GIVEN INSTRUCTION: Reproduce all entries precisely as they are written.

»»

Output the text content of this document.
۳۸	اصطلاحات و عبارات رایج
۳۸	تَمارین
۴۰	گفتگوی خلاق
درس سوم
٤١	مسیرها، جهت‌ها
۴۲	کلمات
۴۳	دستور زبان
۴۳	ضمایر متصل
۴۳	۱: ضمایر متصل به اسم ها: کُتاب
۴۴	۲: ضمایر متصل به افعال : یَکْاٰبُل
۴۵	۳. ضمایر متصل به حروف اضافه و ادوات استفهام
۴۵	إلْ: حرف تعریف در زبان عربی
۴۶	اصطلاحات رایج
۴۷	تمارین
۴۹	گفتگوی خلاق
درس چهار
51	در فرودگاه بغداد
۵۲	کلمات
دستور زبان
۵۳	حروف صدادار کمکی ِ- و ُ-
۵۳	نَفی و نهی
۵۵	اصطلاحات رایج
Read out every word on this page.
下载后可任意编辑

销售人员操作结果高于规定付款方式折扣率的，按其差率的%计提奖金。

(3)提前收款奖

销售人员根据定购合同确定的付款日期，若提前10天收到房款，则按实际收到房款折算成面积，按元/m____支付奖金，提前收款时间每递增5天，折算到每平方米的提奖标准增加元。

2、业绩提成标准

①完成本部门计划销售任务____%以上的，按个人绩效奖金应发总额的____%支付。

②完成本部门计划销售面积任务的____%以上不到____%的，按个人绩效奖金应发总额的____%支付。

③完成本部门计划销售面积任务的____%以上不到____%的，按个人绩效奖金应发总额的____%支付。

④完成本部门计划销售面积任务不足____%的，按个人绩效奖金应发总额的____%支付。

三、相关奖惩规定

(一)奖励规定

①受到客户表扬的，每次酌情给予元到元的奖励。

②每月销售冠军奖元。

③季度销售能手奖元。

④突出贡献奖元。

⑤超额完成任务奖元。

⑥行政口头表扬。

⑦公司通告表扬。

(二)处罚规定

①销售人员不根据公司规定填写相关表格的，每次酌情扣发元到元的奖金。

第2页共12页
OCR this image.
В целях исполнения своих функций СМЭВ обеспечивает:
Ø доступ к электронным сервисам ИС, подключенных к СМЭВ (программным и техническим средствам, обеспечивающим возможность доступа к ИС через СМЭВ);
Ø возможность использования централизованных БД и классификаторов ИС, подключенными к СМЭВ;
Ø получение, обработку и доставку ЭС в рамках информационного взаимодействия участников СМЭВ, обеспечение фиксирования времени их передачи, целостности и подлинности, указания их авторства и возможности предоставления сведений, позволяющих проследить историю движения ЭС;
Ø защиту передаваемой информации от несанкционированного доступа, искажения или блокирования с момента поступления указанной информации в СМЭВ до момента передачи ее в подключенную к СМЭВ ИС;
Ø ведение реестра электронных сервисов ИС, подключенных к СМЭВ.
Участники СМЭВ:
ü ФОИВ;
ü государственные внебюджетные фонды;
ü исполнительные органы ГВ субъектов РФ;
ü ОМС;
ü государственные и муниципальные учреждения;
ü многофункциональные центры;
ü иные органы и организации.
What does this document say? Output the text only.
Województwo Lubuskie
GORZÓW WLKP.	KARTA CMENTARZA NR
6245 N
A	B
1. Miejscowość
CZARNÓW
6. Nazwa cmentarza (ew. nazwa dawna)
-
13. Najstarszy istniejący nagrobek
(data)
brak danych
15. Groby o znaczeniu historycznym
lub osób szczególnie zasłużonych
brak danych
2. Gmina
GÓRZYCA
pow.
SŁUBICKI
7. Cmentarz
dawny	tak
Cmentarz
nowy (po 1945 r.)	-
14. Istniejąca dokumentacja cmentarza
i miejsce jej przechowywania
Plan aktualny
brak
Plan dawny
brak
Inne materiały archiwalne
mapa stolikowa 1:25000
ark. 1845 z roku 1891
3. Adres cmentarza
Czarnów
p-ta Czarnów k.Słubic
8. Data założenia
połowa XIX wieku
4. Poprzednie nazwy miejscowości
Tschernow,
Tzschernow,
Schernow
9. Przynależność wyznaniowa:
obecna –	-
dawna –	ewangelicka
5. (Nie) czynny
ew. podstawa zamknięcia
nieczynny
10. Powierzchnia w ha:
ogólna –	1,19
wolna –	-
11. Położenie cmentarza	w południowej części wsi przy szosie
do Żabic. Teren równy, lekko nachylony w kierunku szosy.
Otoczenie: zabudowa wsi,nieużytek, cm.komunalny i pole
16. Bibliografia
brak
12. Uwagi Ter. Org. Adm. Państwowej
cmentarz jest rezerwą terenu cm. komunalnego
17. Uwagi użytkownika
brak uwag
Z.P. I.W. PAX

««

REPLY:
Output the text content of this document.
۳۸	اصطلاحات و عبارات رایج
۳۸	تَمارین
۴۰	گفتگوی خلاق
درس سوم
٤١	مسیرها، جهت‌ها
۴۲	کلمات
۴۳	دستور زبان
۴۳	ضمایر متصل
۴۳	۱: ضمایر متصل به اسم ها: کُتاب
۴۴	۲: ضمایر متصل به افعال : یَکْاٰبُل
۴۵	۳. ضمایر متصل به حروف اضافه و ادوات استفهام
۴۵	إلْ: حرف تعریف در زبان عربی
۴۶	اصطلاحات رایج
۴۷	تمارین
۴۹	گفتگوی خلاق
درس چهار
51	در فرودگاه بغداد
۵۲	کلمات
دستور زبان
۵۳	حروف صدادار کمکی ِ- و ُ-
۵۳	نَفی و نهی
۵۵	اصطلاحات رایج
Read out every word on this page.
下载后可任意编辑

销售人员操作结果高于规定付款方式折扣率的，按其差率的%计提奖金。

(3)提前收款奖

销售人员根据定购合同确定的付款日期，若提前10天收到房款，则按实际收到房款折算成面积，按元/m____支付奖金，提前收款时间每递增5天，折算到每平方米的提奖标准增加元。

2、业绩提成标准

①完成本部门计划销售任务____%以上的，按个人绩效奖金应发总额的____%支付。

②完成本部门计划销售面积任务的____%以上不到____%的，按个人绩效奖金应发总额的____%支付。

③完成本部门计划销售面积任务的____%以上不到____%的，按个人绩效奖金应发总额的____%支付。

④完成本部门计划销售面积任务不足____%的，按个人绩效奖金应发总额的____%支付。

三、相关奖惩规定

(一)奖励规定

①受到客户表扬的，每次酌情给予元到元的奖励。

②每月销售冠军奖元。

③季度销售能手奖元。

④突出贡献奖元。

⑤超额完成任务奖元。

⑥行政口头表扬。

⑦公司通告表扬。

(二)处罚规定

①销售人员不根据公司规定填写相关表格的，每次酌情扣发元到元的奖金。

第2页共12页
OCR this image.
В целях исполнения своих функций СМЭВ обеспечивает:
Ø доступ к электронным сервисам ИС, подключенных к СМЭВ (программным и техническим средствам, обеспечивающим возможность доступа к ИС через СМЭВ);
Ø возможность использования централизованных БД и классификаторов ИС, подключенными к СМЭВ;
Ø получение, обработку и доставку ЭС в рамках информационного взаимодействия участников СМЭВ, обеспечение фиксирования времени их передачи, целостности и подлинности, указания их авторства и возможности предоставления сведений, позволяющих проследить историю движения ЭС;
Ø защиту передаваемой информации от несанкционированного доступа, искажения или блокирования с момента поступления указанной информации в СМЭВ до момента передачи ее в подключенную к СМЭВ ИС;
Ø ведение реестра электронных сервисов ИС, подключенных к СМЭВ.
Участники СМЭВ:
ü ФОИВ;
ü государственные внебюджетные фонды;
ü исполнительные органы ГВ субъектов РФ;
ü ОМС;
ü государственные и муниципальные учреждения;
ü многофункциональные центры;
ü иные органы и организации.
What does this document say? Output the text only.
Województwo Lubuskie
GORZÓW WLKP.	KARTA CMENTARZA NR
6245 N
A	B
1. Miejscowość
CZARNÓW
6. Nazwa cmentarza (ew. nazwa dawna)
-
13. Najstarszy istniejący nagrobek
(data)
brak danych
15. Groby o znaczeniu historycznym
lub osób szczególnie zasłużonych
brak danych
2. Gmina
GÓRZYCA
pow.
SŁUBICKI
7. Cmentarz
dawny	tak
Cmentarz
nowy (po 1945 r.)	-
14. Istniejąca dokumentacja cmentarza
i miejsce jej przechowywania
Plan aktualny
brak
Plan dawny
brak
Inne materiały archiwalne
mapa stolikowa 1:25000
ark. 1845 z roku 1891
3. Adres cmentarza
Czarnów
p-ta Czarnów k.Słubic
8. Data założenia
połowa XIX wieku
4. Poprzednie nazwy miejscowości
Tschernow,
Tzschernow,
Schernow
9. Przynależność wyznaniowa:
obecna –	-
dawna –	ewangelicka
5. (Nie) czynny
ew. podstawa zamknięcia
nieczynny
10. Powierzchnia w ha:
ogólna –	1,19
wolna –	-
11. Położenie cmentarza	w południowej części wsi przy szosie
do Żabic. Teren równy, lekko nachylony w kierunku szosy.
Otoczenie: zabudowa wsi,nieużytek, cm.komunalny i pole
16. Bibliografia
brak
12. Uwagi Ter. Org. Adm. Państwowej
cmentarz jest rezerwą terenu cm. komunalnego
17. Uwagi użytkownika
brak uwag
Z.P. I.W. PAX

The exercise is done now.